● EXERCISE PROMPT: Copy the material below line for line without changing anything, and leave the pictures out of your answer.

═══ PROVIDED DATA

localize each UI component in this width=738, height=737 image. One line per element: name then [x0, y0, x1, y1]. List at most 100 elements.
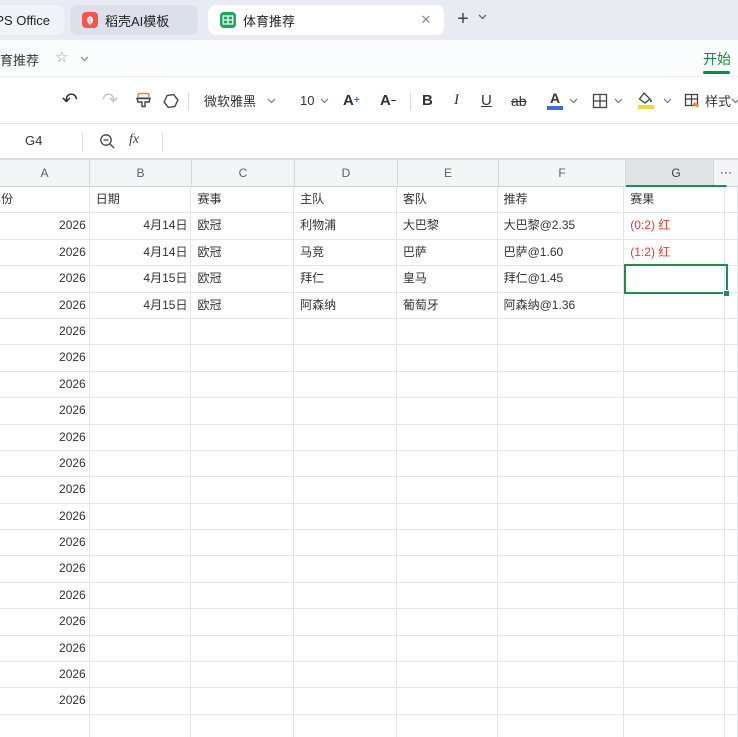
cell[interactable]: [725, 187, 738, 213]
cell[interactable]: [397, 345, 498, 371]
cell[interactable]: [725, 477, 738, 503]
column-header-B[interactable]: B: [90, 160, 192, 187]
cell[interactable]: 推荐: [498, 187, 625, 213]
cell[interactable]: 2026: [0, 636, 90, 662]
cell[interactable]: [725, 636, 738, 662]
font-name-chevron-down-icon[interactable]: [267, 77, 276, 124]
cell[interactable]: [624, 583, 725, 609]
cell[interactable]: [397, 636, 498, 662]
cell[interactable]: [498, 715, 625, 737]
cell[interactable]: [397, 319, 498, 345]
cell[interactable]: [90, 451, 192, 477]
formula-input[interactable]: [170, 124, 730, 158]
cell[interactable]: [294, 688, 397, 714]
cell[interactable]: [191, 504, 294, 530]
cell[interactable]: [397, 662, 498, 688]
cell[interactable]: [498, 583, 625, 609]
cell[interactable]: [397, 530, 498, 556]
cell[interactable]: 2026: [0, 609, 90, 635]
cell[interactable]: [725, 425, 738, 451]
cell[interactable]: [624, 319, 725, 345]
cell[interactable]: [624, 636, 725, 662]
column-header-E[interactable]: E: [398, 160, 499, 187]
cell[interactable]: [725, 688, 738, 714]
strikethrough-button[interactable]: ab: [511, 77, 527, 124]
more-columns-button[interactable]: ⋯: [713, 160, 738, 185]
new-tab-chevron-down-icon[interactable]: [478, 14, 487, 20]
cell[interactable]: [498, 636, 625, 662]
eraser-icon[interactable]: [161, 77, 181, 124]
cell[interactable]: [397, 398, 498, 424]
cell[interactable]: [0, 715, 90, 737]
cell[interactable]: [624, 662, 725, 688]
cell[interactable]: 巴萨: [397, 240, 498, 266]
cell[interactable]: 葡萄牙: [397, 293, 498, 319]
cell[interactable]: 客队: [397, 187, 498, 213]
cell[interactable]: [191, 372, 294, 398]
cell[interactable]: [498, 345, 625, 371]
cell[interactable]: [294, 662, 397, 688]
cell[interactable]: [397, 372, 498, 398]
cell[interactable]: [498, 504, 625, 530]
cell[interactable]: [725, 240, 738, 266]
cell[interactable]: [294, 583, 397, 609]
cell[interactable]: [191, 451, 294, 477]
cell[interactable]: [191, 425, 294, 451]
cell[interactable]: [498, 425, 625, 451]
cell[interactable]: 阿森纳: [294, 293, 397, 319]
cell[interactable]: [624, 345, 725, 371]
cell[interactable]: [191, 319, 294, 345]
new-tab-button[interactable]: +: [452, 9, 474, 31]
insert-function-icon[interactable]: fx: [129, 132, 139, 148]
cell[interactable]: [498, 688, 625, 714]
cell[interactable]: [725, 372, 738, 398]
cell[interactable]: [498, 451, 625, 477]
cell[interactable]: (1:2) 红: [624, 240, 725, 266]
cell[interactable]: [191, 715, 294, 737]
cell[interactable]: [624, 609, 725, 635]
cell[interactable]: [725, 398, 738, 424]
cell[interactable]: [90, 372, 192, 398]
font-name-select[interactable]: 微软雅黑: [204, 77, 256, 124]
cell[interactable]: [191, 583, 294, 609]
cell[interactable]: 拜仁@1.45: [498, 266, 625, 292]
cell[interactable]: 欧冠: [191, 213, 294, 239]
cell[interactable]: [191, 609, 294, 635]
cell[interactable]: [498, 319, 625, 345]
cell[interactable]: [90, 425, 192, 451]
cell[interactable]: [294, 345, 397, 371]
cell[interactable]: [624, 425, 725, 451]
cell[interactable]: [397, 477, 498, 503]
cell[interactable]: 赛事: [191, 187, 294, 213]
cell[interactable]: [191, 398, 294, 424]
cell[interactable]: [725, 609, 738, 635]
cell[interactable]: 2026: [0, 372, 90, 398]
cell-style-button[interactable]: 样式: [684, 77, 731, 124]
cell[interactable]: [90, 583, 192, 609]
cell[interactable]: 2026: [0, 240, 90, 266]
font-size-chevron-down-icon[interactable]: [320, 77, 329, 124]
cell[interactable]: [725, 266, 738, 292]
cell[interactable]: [294, 636, 397, 662]
fill-handle[interactable]: [723, 290, 730, 297]
cell[interactable]: [90, 609, 192, 635]
bold-button[interactable]: B: [422, 77, 433, 124]
cell[interactable]: (0:2) 红: [624, 213, 725, 239]
cell[interactable]: 主队: [294, 187, 397, 213]
tab-wps-office[interactable]: PS Office: [0, 5, 64, 35]
cell[interactable]: 马竞: [294, 240, 397, 266]
cell[interactable]: [191, 662, 294, 688]
cell[interactable]: [624, 556, 725, 582]
redo-button[interactable]: ↷: [102, 77, 118, 124]
column-header-D[interactable]: D: [295, 160, 398, 187]
cell[interactable]: 阿森纳@1.36: [498, 293, 625, 319]
cell[interactable]: 日期: [90, 187, 192, 213]
cell[interactable]: [498, 372, 625, 398]
cell[interactable]: [397, 425, 498, 451]
cell[interactable]: [498, 477, 625, 503]
cell[interactable]: [725, 556, 738, 582]
cell[interactable]: [90, 398, 192, 424]
cell[interactable]: 2026: [0, 556, 90, 582]
cell[interactable]: [725, 662, 738, 688]
column-header-G[interactable]: G: [626, 160, 727, 187]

══════

● OUTPUT:
localize each UI component in this width=738, height=737 image. One line per element: name then [x0, y0, x1, y1]. List at most 100 elements.
cell[interactable]: [725, 187, 738, 213]
cell[interactable]: [397, 345, 498, 371]
cell[interactable]: [725, 477, 738, 503]
column-header-B[interactable]: B: [90, 160, 192, 187]
cell[interactable]: 推荐: [498, 187, 625, 213]
cell[interactable]: 2026: [0, 636, 90, 662]
cell[interactable]: [725, 636, 738, 662]
font-name-chevron-down-icon[interactable]: [267, 77, 276, 124]
cell[interactable]: [624, 583, 725, 609]
cell[interactable]: [397, 636, 498, 662]
cell[interactable]: [498, 715, 625, 737]
cell[interactable]: [397, 319, 498, 345]
cell[interactable]: [90, 451, 192, 477]
formula-input[interactable]: [170, 124, 730, 158]
cell[interactable]: [294, 688, 397, 714]
cell[interactable]: [191, 504, 294, 530]
cell[interactable]: [397, 662, 498, 688]
cell[interactable]: [498, 583, 625, 609]
cell[interactable]: [397, 530, 498, 556]
cell[interactable]: 2026: [0, 609, 90, 635]
cell[interactable]: [725, 425, 738, 451]
cell[interactable]: [624, 319, 725, 345]
cell[interactable]: [624, 636, 725, 662]
column-header-E[interactable]: E: [398, 160, 499, 187]
cell[interactable]: [725, 688, 738, 714]
strikethrough-button[interactable]: ab: [511, 77, 527, 124]
more-columns-button[interactable]: ⋯: [713, 160, 738, 185]
new-tab-chevron-down-icon[interactable]: [478, 14, 487, 20]
cell[interactable]: [498, 636, 625, 662]
eraser-icon[interactable]: [161, 77, 181, 124]
cell[interactable]: [397, 398, 498, 424]
cell[interactable]: [0, 715, 90, 737]
cell[interactable]: [624, 662, 725, 688]
cell[interactable]: 巴萨: [397, 240, 498, 266]
cell[interactable]: 葡萄牙: [397, 293, 498, 319]
cell[interactable]: 客队: [397, 187, 498, 213]
cell[interactable]: [191, 372, 294, 398]
cell[interactable]: [498, 345, 625, 371]
cell[interactable]: [294, 662, 397, 688]
cell[interactable]: [397, 372, 498, 398]
cell[interactable]: [498, 504, 625, 530]
cell[interactable]: [725, 240, 738, 266]
cell[interactable]: [294, 583, 397, 609]
cell[interactable]: [191, 451, 294, 477]
cell[interactable]: [191, 425, 294, 451]
cell[interactable]: [498, 425, 625, 451]
cell[interactable]: 阿森纳: [294, 293, 397, 319]
cell[interactable]: [624, 345, 725, 371]
cell[interactable]: [191, 319, 294, 345]
new-tab-button[interactable]: +: [452, 9, 474, 31]
insert-function-icon[interactable]: fx: [129, 132, 139, 148]
cell[interactable]: [498, 688, 625, 714]
cell[interactable]: [725, 372, 738, 398]
cell[interactable]: [498, 451, 625, 477]
cell[interactable]: (1:2) 红: [624, 240, 725, 266]
cell[interactable]: [191, 715, 294, 737]
cell[interactable]: [624, 609, 725, 635]
cell[interactable]: [725, 398, 738, 424]
cell[interactable]: [90, 372, 192, 398]
font-name-select[interactable]: 微软雅黑: [204, 77, 256, 124]
cell[interactable]: [191, 583, 294, 609]
cell[interactable]: 拜仁@1.45: [498, 266, 625, 292]
cell[interactable]: 欧冠: [191, 213, 294, 239]
cell[interactable]: [191, 609, 294, 635]
cell[interactable]: [498, 319, 625, 345]
cell[interactable]: [90, 425, 192, 451]
cell[interactable]: [294, 345, 397, 371]
cell[interactable]: [624, 425, 725, 451]
cell[interactable]: [397, 477, 498, 503]
cell[interactable]: 赛事: [191, 187, 294, 213]
cell[interactable]: [191, 398, 294, 424]
cell[interactable]: [725, 609, 738, 635]
cell[interactable]: 2026: [0, 372, 90, 398]
cell-style-button[interactable]: 样式: [684, 77, 731, 124]
cell[interactable]: [90, 583, 192, 609]
cell[interactable]: 2026: [0, 240, 90, 266]
font-size-chevron-down-icon[interactable]: [320, 77, 329, 124]
cell[interactable]: [725, 266, 738, 292]
cell[interactable]: [294, 636, 397, 662]
fill-handle[interactable]: [723, 290, 730, 297]
cell[interactable]: [90, 609, 192, 635]
bold-button[interactable]: B: [422, 77, 433, 124]
cell[interactable]: (0:2) 红: [624, 213, 725, 239]
cell[interactable]: 主队: [294, 187, 397, 213]
tab-wps-office[interactable]: PS Office: [0, 5, 64, 35]
cell[interactable]: 马竞: [294, 240, 397, 266]
cell[interactable]: [191, 662, 294, 688]
cell[interactable]: [624, 556, 725, 582]
redo-button[interactable]: ↷: [102, 77, 118, 124]
column-header-D[interactable]: D: [295, 160, 398, 187]
cell[interactable]: 阿森纳@1.36: [498, 293, 625, 319]
cell[interactable]: 日期: [90, 187, 192, 213]
cell[interactable]: [498, 372, 625, 398]
cell[interactable]: [397, 425, 498, 451]
cell[interactable]: [498, 477, 625, 503]
cell[interactable]: [725, 556, 738, 582]
cell[interactable]: [90, 398, 192, 424]
cell[interactable]: 2026: [0, 556, 90, 582]
cell[interactable]: [725, 662, 738, 688]
column-header-G[interactable]: G: [626, 160, 727, 187]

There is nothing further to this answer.